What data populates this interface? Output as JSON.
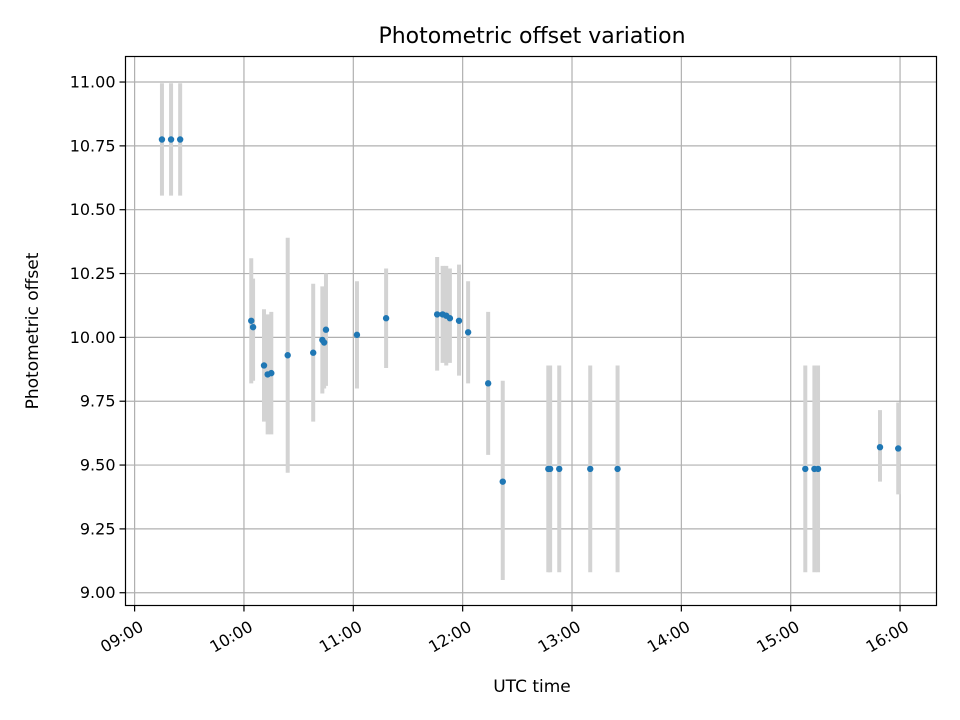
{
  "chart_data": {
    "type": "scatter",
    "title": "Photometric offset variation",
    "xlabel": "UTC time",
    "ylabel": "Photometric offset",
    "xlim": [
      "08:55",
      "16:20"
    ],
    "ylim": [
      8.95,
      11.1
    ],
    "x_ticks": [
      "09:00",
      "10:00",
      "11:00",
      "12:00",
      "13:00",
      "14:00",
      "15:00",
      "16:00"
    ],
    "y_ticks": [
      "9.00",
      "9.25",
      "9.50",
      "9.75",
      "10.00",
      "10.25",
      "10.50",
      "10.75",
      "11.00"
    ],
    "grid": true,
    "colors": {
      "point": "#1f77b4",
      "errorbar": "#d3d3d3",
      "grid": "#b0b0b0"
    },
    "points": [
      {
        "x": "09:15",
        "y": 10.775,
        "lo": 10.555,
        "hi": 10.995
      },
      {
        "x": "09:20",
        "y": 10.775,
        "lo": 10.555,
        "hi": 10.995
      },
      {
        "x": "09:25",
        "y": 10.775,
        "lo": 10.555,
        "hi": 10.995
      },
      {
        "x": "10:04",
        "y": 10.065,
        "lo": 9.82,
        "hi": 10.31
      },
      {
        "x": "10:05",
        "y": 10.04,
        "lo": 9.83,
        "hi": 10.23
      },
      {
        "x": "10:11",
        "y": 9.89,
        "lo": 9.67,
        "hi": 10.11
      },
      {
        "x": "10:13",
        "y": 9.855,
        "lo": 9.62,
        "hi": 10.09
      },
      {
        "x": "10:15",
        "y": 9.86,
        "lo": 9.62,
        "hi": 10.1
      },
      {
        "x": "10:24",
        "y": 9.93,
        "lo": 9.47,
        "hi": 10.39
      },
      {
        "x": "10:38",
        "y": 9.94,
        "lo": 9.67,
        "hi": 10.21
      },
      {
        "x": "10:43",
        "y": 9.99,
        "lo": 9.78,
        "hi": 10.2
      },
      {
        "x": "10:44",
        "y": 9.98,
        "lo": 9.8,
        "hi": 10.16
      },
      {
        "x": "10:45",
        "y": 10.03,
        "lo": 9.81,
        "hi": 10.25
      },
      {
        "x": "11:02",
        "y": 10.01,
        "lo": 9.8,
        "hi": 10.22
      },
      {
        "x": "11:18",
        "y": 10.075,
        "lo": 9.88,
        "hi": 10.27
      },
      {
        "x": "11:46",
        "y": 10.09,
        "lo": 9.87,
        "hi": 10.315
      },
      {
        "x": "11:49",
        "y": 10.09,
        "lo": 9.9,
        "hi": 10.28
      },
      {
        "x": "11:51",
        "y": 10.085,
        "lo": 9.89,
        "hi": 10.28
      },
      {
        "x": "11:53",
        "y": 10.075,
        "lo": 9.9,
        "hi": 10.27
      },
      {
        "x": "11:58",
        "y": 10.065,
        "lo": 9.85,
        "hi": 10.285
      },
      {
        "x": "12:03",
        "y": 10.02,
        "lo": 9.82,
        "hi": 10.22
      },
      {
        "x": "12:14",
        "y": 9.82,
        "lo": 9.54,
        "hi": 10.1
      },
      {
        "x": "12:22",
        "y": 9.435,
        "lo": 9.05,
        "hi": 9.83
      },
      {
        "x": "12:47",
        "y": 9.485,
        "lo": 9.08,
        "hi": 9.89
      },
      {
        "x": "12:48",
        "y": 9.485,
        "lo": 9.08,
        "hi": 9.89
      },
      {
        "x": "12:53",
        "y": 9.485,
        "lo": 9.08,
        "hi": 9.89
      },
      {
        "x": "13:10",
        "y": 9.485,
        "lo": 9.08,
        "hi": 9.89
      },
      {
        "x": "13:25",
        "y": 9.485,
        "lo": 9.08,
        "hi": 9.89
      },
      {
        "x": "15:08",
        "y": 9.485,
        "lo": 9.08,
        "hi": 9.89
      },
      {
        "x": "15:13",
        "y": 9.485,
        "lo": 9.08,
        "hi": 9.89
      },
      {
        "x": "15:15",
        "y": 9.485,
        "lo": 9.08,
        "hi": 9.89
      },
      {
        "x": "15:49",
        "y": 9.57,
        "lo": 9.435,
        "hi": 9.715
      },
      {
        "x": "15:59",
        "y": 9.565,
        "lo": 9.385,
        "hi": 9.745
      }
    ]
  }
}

Request: Pictures are excluded; output everything else in the data verbatim.

Response to this exercise:
What data populates this interface? Output as JSON.
{
  "chart_data": {
    "type": "scatter",
    "title": "Photometric offset variation",
    "xlabel": "UTC time",
    "ylabel": "Photometric offset",
    "xlim": [
      "08:55",
      "16:20"
    ],
    "ylim": [
      8.95,
      11.1
    ],
    "x_ticks": [
      "09:00",
      "10:00",
      "11:00",
      "12:00",
      "13:00",
      "14:00",
      "15:00",
      "16:00"
    ],
    "y_ticks": [
      "9.00",
      "9.25",
      "9.50",
      "9.75",
      "10.00",
      "10.25",
      "10.50",
      "10.75",
      "11.00"
    ],
    "grid": true,
    "colors": {
      "point": "#1f77b4",
      "errorbar": "#d3d3d3",
      "grid": "#b0b0b0"
    },
    "points": [
      {
        "x": "09:15",
        "y": 10.775,
        "lo": 10.555,
        "hi": 10.995
      },
      {
        "x": "09:20",
        "y": 10.775,
        "lo": 10.555,
        "hi": 10.995
      },
      {
        "x": "09:25",
        "y": 10.775,
        "lo": 10.555,
        "hi": 10.995
      },
      {
        "x": "10:04",
        "y": 10.065,
        "lo": 9.82,
        "hi": 10.31
      },
      {
        "x": "10:05",
        "y": 10.04,
        "lo": 9.83,
        "hi": 10.23
      },
      {
        "x": "10:11",
        "y": 9.89,
        "lo": 9.67,
        "hi": 10.11
      },
      {
        "x": "10:13",
        "y": 9.855,
        "lo": 9.62,
        "hi": 10.09
      },
      {
        "x": "10:15",
        "y": 9.86,
        "lo": 9.62,
        "hi": 10.1
      },
      {
        "x": "10:24",
        "y": 9.93,
        "lo": 9.47,
        "hi": 10.39
      },
      {
        "x": "10:38",
        "y": 9.94,
        "lo": 9.67,
        "hi": 10.21
      },
      {
        "x": "10:43",
        "y": 9.99,
        "lo": 9.78,
        "hi": 10.2
      },
      {
        "x": "10:44",
        "y": 9.98,
        "lo": 9.8,
        "hi": 10.16
      },
      {
        "x": "10:45",
        "y": 10.03,
        "lo": 9.81,
        "hi": 10.25
      },
      {
        "x": "11:02",
        "y": 10.01,
        "lo": 9.8,
        "hi": 10.22
      },
      {
        "x": "11:18",
        "y": 10.075,
        "lo": 9.88,
        "hi": 10.27
      },
      {
        "x": "11:46",
        "y": 10.09,
        "lo": 9.87,
        "hi": 10.315
      },
      {
        "x": "11:49",
        "y": 10.09,
        "lo": 9.9,
        "hi": 10.28
      },
      {
        "x": "11:51",
        "y": 10.085,
        "lo": 9.89,
        "hi": 10.28
      },
      {
        "x": "11:53",
        "y": 10.075,
        "lo": 9.9,
        "hi": 10.27
      },
      {
        "x": "11:58",
        "y": 10.065,
        "lo": 9.85,
        "hi": 10.285
      },
      {
        "x": "12:03",
        "y": 10.02,
        "lo": 9.82,
        "hi": 10.22
      },
      {
        "x": "12:14",
        "y": 9.82,
        "lo": 9.54,
        "hi": 10.1
      },
      {
        "x": "12:22",
        "y": 9.435,
        "lo": 9.05,
        "hi": 9.83
      },
      {
        "x": "12:47",
        "y": 9.485,
        "lo": 9.08,
        "hi": 9.89
      },
      {
        "x": "12:48",
        "y": 9.485,
        "lo": 9.08,
        "hi": 9.89
      },
      {
        "x": "12:53",
        "y": 9.485,
        "lo": 9.08,
        "hi": 9.89
      },
      {
        "x": "13:10",
        "y": 9.485,
        "lo": 9.08,
        "hi": 9.89
      },
      {
        "x": "13:25",
        "y": 9.485,
        "lo": 9.08,
        "hi": 9.89
      },
      {
        "x": "15:08",
        "y": 9.485,
        "lo": 9.08,
        "hi": 9.89
      },
      {
        "x": "15:13",
        "y": 9.485,
        "lo": 9.08,
        "hi": 9.89
      },
      {
        "x": "15:15",
        "y": 9.485,
        "lo": 9.08,
        "hi": 9.89
      },
      {
        "x": "15:49",
        "y": 9.57,
        "lo": 9.435,
        "hi": 9.715
      },
      {
        "x": "15:59",
        "y": 9.565,
        "lo": 9.385,
        "hi": 9.745
      }
    ]
  }
}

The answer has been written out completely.